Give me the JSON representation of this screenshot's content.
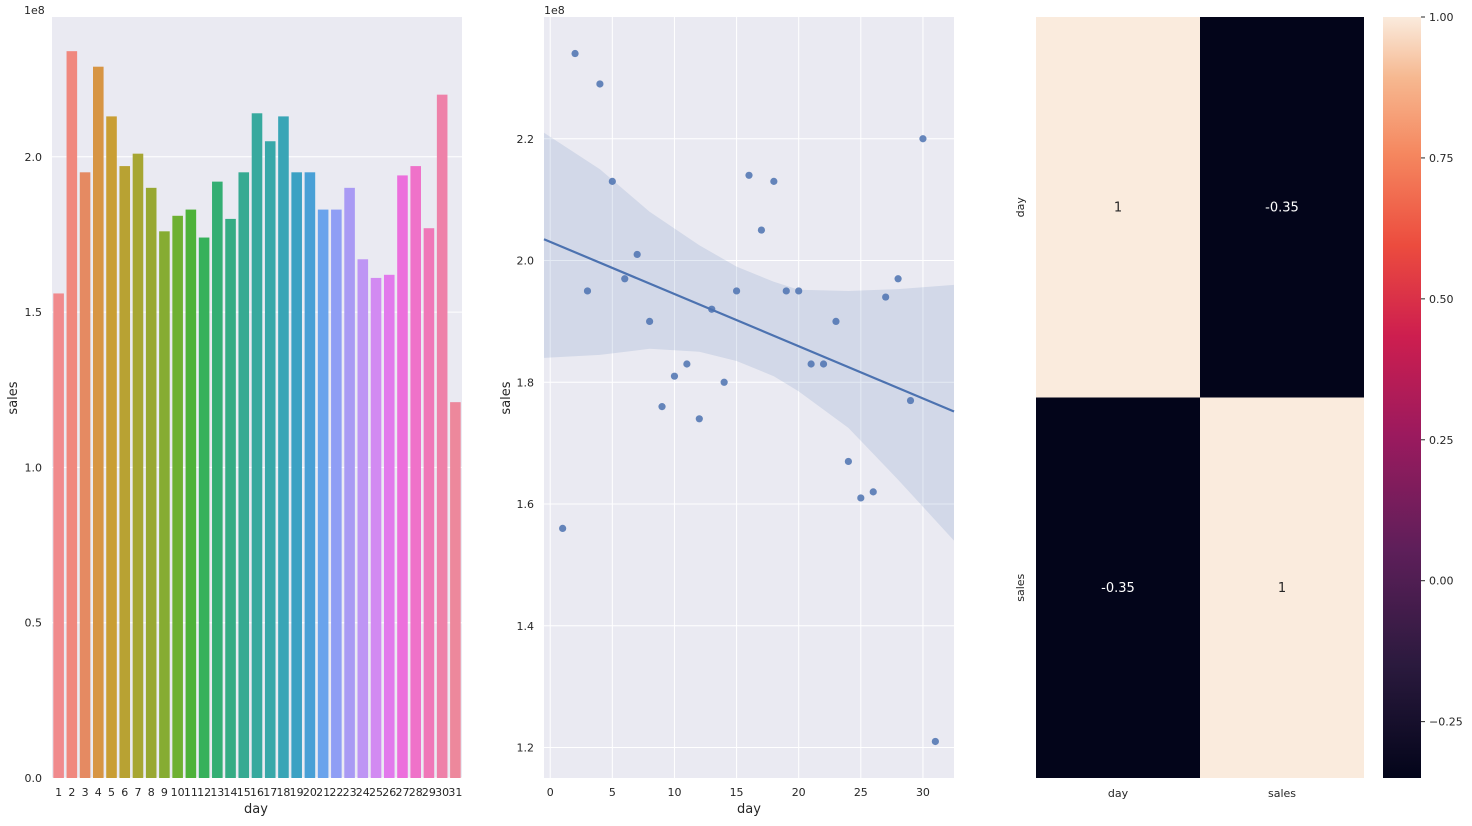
{
  "chart_data": [
    {
      "type": "bar",
      "xlabel": "day",
      "ylabel": "sales",
      "offset_label": "1e8",
      "ylim": [
        0,
        2.45
      ],
      "yticks": [
        0.0,
        0.5,
        1.0,
        1.5,
        2.0
      ],
      "ytick_labels": [
        "0.0",
        "0.5",
        "1.0",
        "1.5",
        "2.0"
      ],
      "categories": [
        "1",
        "2",
        "3",
        "4",
        "5",
        "6",
        "7",
        "8",
        "9",
        "10",
        "11",
        "12",
        "13",
        "14",
        "15",
        "16",
        "17",
        "18",
        "19",
        "20",
        "21",
        "22",
        "23",
        "24",
        "25",
        "26",
        "27",
        "28",
        "29",
        "30",
        "31"
      ],
      "values": [
        1.56,
        2.34,
        1.95,
        2.29,
        2.13,
        1.97,
        2.01,
        1.9,
        1.76,
        1.81,
        1.83,
        1.74,
        1.92,
        1.8,
        1.95,
        2.14,
        2.05,
        2.13,
        1.95,
        1.95,
        1.83,
        1.83,
        1.9,
        1.67,
        1.61,
        1.62,
        1.94,
        1.97,
        1.77,
        2.2,
        1.21
      ],
      "colors": [
        "#f08a8d",
        "#f0887e",
        "#e58a62",
        "#d79544",
        "#c99e34",
        "#b8a233",
        "#a7a633",
        "#98a832",
        "#86ac32",
        "#6eb032",
        "#4db23a",
        "#36b15b",
        "#34ae73",
        "#35ac84",
        "#36aa92",
        "#37a99e",
        "#38a8a9",
        "#39a5b6",
        "#3ca1c3",
        "#49a0d6",
        "#6aa3ec",
        "#8f9ef5",
        "#a99af4",
        "#be95f4",
        "#d28af2",
        "#e279ec",
        "#ec6fdc",
        "#ef72c9",
        "#f077b8",
        "#ee81a9",
        "#ed889c"
      ]
    },
    {
      "type": "scatter",
      "xlabel": "day",
      "ylabel": "sales",
      "offset_label": "1e8",
      "xlim": [
        -0.5,
        32.5
      ],
      "ylim": [
        1.15,
        2.4
      ],
      "xticks": [
        0,
        5,
        10,
        15,
        20,
        25,
        30
      ],
      "xtick_labels": [
        "0",
        "5",
        "10",
        "15",
        "20",
        "25",
        "30"
      ],
      "yticks": [
        1.2,
        1.4,
        1.6,
        1.8,
        2.0,
        2.2
      ],
      "ytick_labels": [
        "1.2",
        "1.4",
        "1.6",
        "1.8",
        "2.0",
        "2.2"
      ],
      "x": [
        1,
        2,
        3,
        4,
        5,
        6,
        7,
        8,
        9,
        10,
        11,
        12,
        13,
        14,
        15,
        16,
        17,
        18,
        19,
        20,
        21,
        22,
        23,
        24,
        25,
        26,
        27,
        28,
        29,
        30,
        31
      ],
      "y": [
        1.56,
        2.34,
        1.95,
        2.29,
        2.13,
        1.97,
        2.01,
        1.9,
        1.76,
        1.81,
        1.83,
        1.74,
        1.92,
        1.8,
        1.95,
        2.14,
        2.05,
        2.13,
        1.95,
        1.95,
        1.83,
        1.83,
        1.9,
        1.67,
        1.61,
        1.62,
        1.94,
        1.97,
        1.77,
        2.2,
        1.21
      ],
      "regression": {
        "x0": -0.5,
        "y0": 2.035,
        "x1": 32.5,
        "y1": 1.752
      },
      "ci_upper": [
        [
          -0.5,
          2.21
        ],
        [
          4,
          2.15
        ],
        [
          8,
          2.08
        ],
        [
          12,
          2.025
        ],
        [
          15,
          1.99
        ],
        [
          18,
          1.965
        ],
        [
          20,
          1.952
        ],
        [
          24,
          1.95
        ],
        [
          28,
          1.953
        ],
        [
          32.5,
          1.96
        ]
      ],
      "ci_lower": [
        [
          -0.5,
          1.84
        ],
        [
          4,
          1.845
        ],
        [
          8,
          1.855
        ],
        [
          12,
          1.85
        ],
        [
          15,
          1.835
        ],
        [
          18,
          1.81
        ],
        [
          20,
          1.785
        ],
        [
          24,
          1.725
        ],
        [
          28,
          1.64
        ],
        [
          32.5,
          1.54
        ]
      ],
      "point_color": "#4c72b0",
      "line_color": "#4c72b0"
    },
    {
      "type": "heatmap",
      "rows": [
        "day",
        "sales"
      ],
      "cols": [
        "day",
        "sales"
      ],
      "values": [
        [
          1,
          -0.35
        ],
        [
          -0.35,
          1
        ]
      ],
      "annotations": [
        [
          "1",
          "-0.35"
        ],
        [
          "-0.35",
          "1"
        ]
      ],
      "colorbar": {
        "vmin": -0.35,
        "vmax": 1.0,
        "ticks": [
          -0.25,
          0.0,
          0.25,
          0.5,
          0.75,
          1.0
        ],
        "tick_labels": [
          "−0.25",
          "0.00",
          "0.25",
          "0.50",
          "0.75",
          "1.00"
        ],
        "colormap": "rocket"
      }
    }
  ]
}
==============================
- **TASK GOAL**
Reproduce the material above in full and without alteration, but skip all pictures.

- **SOLUTION FOR THIS TASK**
Give me the JSON representation of this screenshot's content.
{
  "chart_data": [
    {
      "type": "bar",
      "xlabel": "day",
      "ylabel": "sales",
      "offset_label": "1e8",
      "ylim": [
        0,
        2.45
      ],
      "yticks": [
        0.0,
        0.5,
        1.0,
        1.5,
        2.0
      ],
      "ytick_labels": [
        "0.0",
        "0.5",
        "1.0",
        "1.5",
        "2.0"
      ],
      "categories": [
        "1",
        "2",
        "3",
        "4",
        "5",
        "6",
        "7",
        "8",
        "9",
        "10",
        "11",
        "12",
        "13",
        "14",
        "15",
        "16",
        "17",
        "18",
        "19",
        "20",
        "21",
        "22",
        "23",
        "24",
        "25",
        "26",
        "27",
        "28",
        "29",
        "30",
        "31"
      ],
      "values": [
        1.56,
        2.34,
        1.95,
        2.29,
        2.13,
        1.97,
        2.01,
        1.9,
        1.76,
        1.81,
        1.83,
        1.74,
        1.92,
        1.8,
        1.95,
        2.14,
        2.05,
        2.13,
        1.95,
        1.95,
        1.83,
        1.83,
        1.9,
        1.67,
        1.61,
        1.62,
        1.94,
        1.97,
        1.77,
        2.2,
        1.21
      ],
      "colors": [
        "#f08a8d",
        "#f0887e",
        "#e58a62",
        "#d79544",
        "#c99e34",
        "#b8a233",
        "#a7a633",
        "#98a832",
        "#86ac32",
        "#6eb032",
        "#4db23a",
        "#36b15b",
        "#34ae73",
        "#35ac84",
        "#36aa92",
        "#37a99e",
        "#38a8a9",
        "#39a5b6",
        "#3ca1c3",
        "#49a0d6",
        "#6aa3ec",
        "#8f9ef5",
        "#a99af4",
        "#be95f4",
        "#d28af2",
        "#e279ec",
        "#ec6fdc",
        "#ef72c9",
        "#f077b8",
        "#ee81a9",
        "#ed889c"
      ]
    },
    {
      "type": "scatter",
      "xlabel": "day",
      "ylabel": "sales",
      "offset_label": "1e8",
      "xlim": [
        -0.5,
        32.5
      ],
      "ylim": [
        1.15,
        2.4
      ],
      "xticks": [
        0,
        5,
        10,
        15,
        20,
        25,
        30
      ],
      "xtick_labels": [
        "0",
        "5",
        "10",
        "15",
        "20",
        "25",
        "30"
      ],
      "yticks": [
        1.2,
        1.4,
        1.6,
        1.8,
        2.0,
        2.2
      ],
      "ytick_labels": [
        "1.2",
        "1.4",
        "1.6",
        "1.8",
        "2.0",
        "2.2"
      ],
      "x": [
        1,
        2,
        3,
        4,
        5,
        6,
        7,
        8,
        9,
        10,
        11,
        12,
        13,
        14,
        15,
        16,
        17,
        18,
        19,
        20,
        21,
        22,
        23,
        24,
        25,
        26,
        27,
        28,
        29,
        30,
        31
      ],
      "y": [
        1.56,
        2.34,
        1.95,
        2.29,
        2.13,
        1.97,
        2.01,
        1.9,
        1.76,
        1.81,
        1.83,
        1.74,
        1.92,
        1.8,
        1.95,
        2.14,
        2.05,
        2.13,
        1.95,
        1.95,
        1.83,
        1.83,
        1.9,
        1.67,
        1.61,
        1.62,
        1.94,
        1.97,
        1.77,
        2.2,
        1.21
      ],
      "regression": {
        "x0": -0.5,
        "y0": 2.035,
        "x1": 32.5,
        "y1": 1.752
      },
      "ci_upper": [
        [
          -0.5,
          2.21
        ],
        [
          4,
          2.15
        ],
        [
          8,
          2.08
        ],
        [
          12,
          2.025
        ],
        [
          15,
          1.99
        ],
        [
          18,
          1.965
        ],
        [
          20,
          1.952
        ],
        [
          24,
          1.95
        ],
        [
          28,
          1.953
        ],
        [
          32.5,
          1.96
        ]
      ],
      "ci_lower": [
        [
          -0.5,
          1.84
        ],
        [
          4,
          1.845
        ],
        [
          8,
          1.855
        ],
        [
          12,
          1.85
        ],
        [
          15,
          1.835
        ],
        [
          18,
          1.81
        ],
        [
          20,
          1.785
        ],
        [
          24,
          1.725
        ],
        [
          28,
          1.64
        ],
        [
          32.5,
          1.54
        ]
      ],
      "point_color": "#4c72b0",
      "line_color": "#4c72b0"
    },
    {
      "type": "heatmap",
      "rows": [
        "day",
        "sales"
      ],
      "cols": [
        "day",
        "sales"
      ],
      "values": [
        [
          1,
          -0.35
        ],
        [
          -0.35,
          1
        ]
      ],
      "annotations": [
        [
          "1",
          "-0.35"
        ],
        [
          "-0.35",
          "1"
        ]
      ],
      "colorbar": {
        "vmin": -0.35,
        "vmax": 1.0,
        "ticks": [
          -0.25,
          0.0,
          0.25,
          0.5,
          0.75,
          1.0
        ],
        "tick_labels": [
          "−0.25",
          "0.00",
          "0.25",
          "0.50",
          "0.75",
          "1.00"
        ],
        "colormap": "rocket"
      }
    }
  ]
}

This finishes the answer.